### Problem to solve
Locate each line holding the string "name" and copy it.

### Data rows

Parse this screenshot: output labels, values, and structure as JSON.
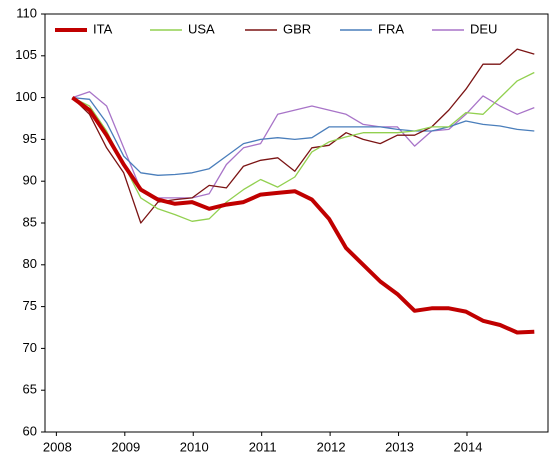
{
  "chart_data": {
    "type": "line",
    "x": [
      2008,
      2008.25,
      2008.5,
      2008.75,
      2009,
      2009.25,
      2009.5,
      2009.75,
      2010,
      2010.25,
      2010.5,
      2010.75,
      2011,
      2011.25,
      2011.5,
      2011.75,
      2012,
      2012.25,
      2012.5,
      2012.75,
      2013,
      2013.25,
      2013.5,
      2013.75,
      2014,
      2014.25,
      2014.5,
      2014.75
    ],
    "series": [
      {
        "name": "ITA",
        "color": "#c00000",
        "values": [
          100,
          98.5,
          95.5,
          92,
          89,
          87.8,
          87.3,
          87.5,
          86.7,
          87.2,
          87.5,
          88.4,
          88.6,
          88.8,
          87.8,
          85.5,
          82,
          80,
          78,
          76.5,
          74.5,
          74.8,
          74.8,
          74.4,
          73.3,
          72.8,
          71.9,
          72
        ]
      },
      {
        "name": "USA",
        "color": "#92d050",
        "values": [
          100,
          99,
          96,
          92,
          88,
          86.7,
          86,
          85.2,
          85.5,
          87.5,
          89,
          90.2,
          89.3,
          90.5,
          93.5,
          94.7,
          95.3,
          95.8,
          95.8,
          95.8,
          96,
          96.5,
          96.5,
          98.2,
          98,
          100,
          102,
          103
        ]
      },
      {
        "name": "GBR",
        "color": "#7b1414",
        "values": [
          100,
          98,
          94,
          91,
          85,
          87.5,
          87.8,
          88,
          89.5,
          89.2,
          91.8,
          92.5,
          92.8,
          91.2,
          94,
          94.3,
          95.8,
          95,
          94.5,
          95.5,
          95.5,
          96.5,
          98.5,
          101,
          104,
          104,
          105.8,
          105.2
        ]
      },
      {
        "name": "FRA",
        "color": "#4a7ebb",
        "values": [
          100,
          99.8,
          97,
          93,
          91,
          90.7,
          90.8,
          91,
          91.5,
          93,
          94.5,
          95,
          95.2,
          95,
          95.2,
          96.5,
          96.5,
          96.5,
          96.5,
          96.2,
          96,
          96,
          96.5,
          97.2,
          96.8,
          96.6,
          96.2,
          96
        ]
      },
      {
        "name": "DEU",
        "color": "#a874c8",
        "values": [
          100,
          100.7,
          99,
          94,
          89,
          88,
          88,
          88,
          88.5,
          92,
          94,
          94.5,
          98,
          98.5,
          99,
          98.5,
          98,
          96.8,
          96.5,
          96.5,
          94.2,
          96,
          96.2,
          98,
          100.2,
          99,
          98,
          98.8
        ]
      }
    ],
    "xlim": [
      2007.6,
      2014.95
    ],
    "xticks": [
      2008,
      2009,
      2010,
      2011,
      2012,
      2013,
      2014
    ],
    "ylim": [
      60,
      110
    ],
    "yticks": [
      60,
      65,
      70,
      75,
      80,
      85,
      90,
      95,
      100,
      105,
      110
    ]
  }
}
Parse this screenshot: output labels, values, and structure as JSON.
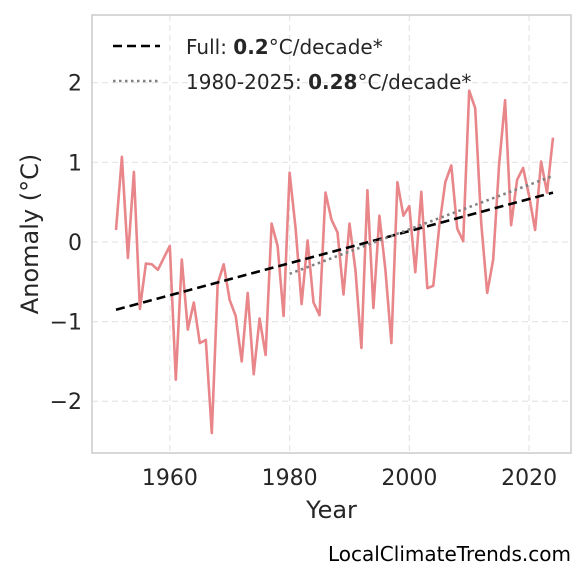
{
  "chart_data": {
    "type": "line",
    "xlabel": "Year",
    "ylabel": "Anomaly (°C)",
    "xlim": [
      1947,
      2027
    ],
    "ylim": [
      -2.65,
      2.85
    ],
    "x_ticks": [
      1960,
      1980,
      2000,
      2020
    ],
    "x_tick_labels": [
      "1960",
      "1980",
      "2000",
      "2020"
    ],
    "y_ticks": [
      -2,
      -1,
      0,
      1,
      2
    ],
    "y_tick_labels": [
      "−2",
      "−1",
      "0",
      "1",
      "2"
    ],
    "grid": true,
    "legend_position": "top-left",
    "series": [
      {
        "style": "solid",
        "color": "#e8868a",
        "x": [
          1951,
          1952,
          1953,
          1954,
          1955,
          1956,
          1957,
          1958,
          1959,
          1960,
          1961,
          1962,
          1963,
          1964,
          1965,
          1966,
          1967,
          1968,
          1969,
          1970,
          1971,
          1972,
          1973,
          1974,
          1975,
          1976,
          1977,
          1978,
          1979,
          1980,
          1981,
          1982,
          1983,
          1984,
          1985,
          1986,
          1987,
          1988,
          1989,
          1990,
          1991,
          1992,
          1993,
          1994,
          1995,
          1996,
          1997,
          1998,
          1999,
          2000,
          2001,
          2002,
          2003,
          2004,
          2005,
          2006,
          2007,
          2008,
          2009,
          2010,
          2011,
          2012,
          2013,
          2014,
          2015,
          2016,
          2017,
          2018,
          2019,
          2020,
          2021,
          2022,
          2023,
          2024
        ],
        "y": [
          0.15,
          1.07,
          -0.2,
          0.88,
          -0.84,
          -0.27,
          -0.28,
          -0.35,
          -0.2,
          -0.05,
          -1.73,
          -0.22,
          -1.1,
          -0.76,
          -1.27,
          -1.23,
          -2.4,
          -0.52,
          -0.28,
          -0.73,
          -0.93,
          -1.5,
          -0.64,
          -1.66,
          -0.96,
          -1.42,
          0.23,
          -0.05,
          -0.93,
          0.87,
          0.17,
          -0.78,
          0.02,
          -0.76,
          -0.92,
          0.62,
          0.28,
          0.12,
          -0.66,
          0.23,
          -0.36,
          -1.33,
          0.65,
          -0.83,
          0.33,
          -0.35,
          -1.27,
          0.75,
          0.33,
          0.45,
          -0.38,
          0.63,
          -0.58,
          -0.55,
          0.2,
          0.75,
          0.96,
          0.17,
          0.01,
          1.9,
          1.68,
          0.24,
          -0.64,
          -0.22,
          0.97,
          1.78,
          0.21,
          0.78,
          0.93,
          0.58,
          0.15,
          1.01,
          0.62,
          1.31
        ]
      },
      {
        "name": "Full: 0.2°C/decade*",
        "style": "dashed",
        "color": "#000000",
        "x": [
          1951,
          2024
        ],
        "y": [
          -0.85,
          0.62
        ]
      },
      {
        "name": "1980-2025: 0.28°C/decade*",
        "style": "dotted",
        "color": "#808080",
        "x": [
          1980,
          2024
        ],
        "y": [
          -0.4,
          0.83
        ]
      }
    ]
  },
  "legend": {
    "full": {
      "prefix": "Full: ",
      "value": "0.2",
      "suffix": "°C/decade*"
    },
    "recent": {
      "prefix": "1980-2025: ",
      "value": "0.28",
      "suffix": "°C/decade*"
    }
  },
  "credit": "LocalClimateTrends.com"
}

### Result of the task
        "name": "ITA",
        "name": "USA",
        "name": "GBR",
        "name": "FRA",
        "name": "DEU",
        "name": "Full: 0.2°C/decade*",
        "name": "1980-2025: 0.28°C/decade*",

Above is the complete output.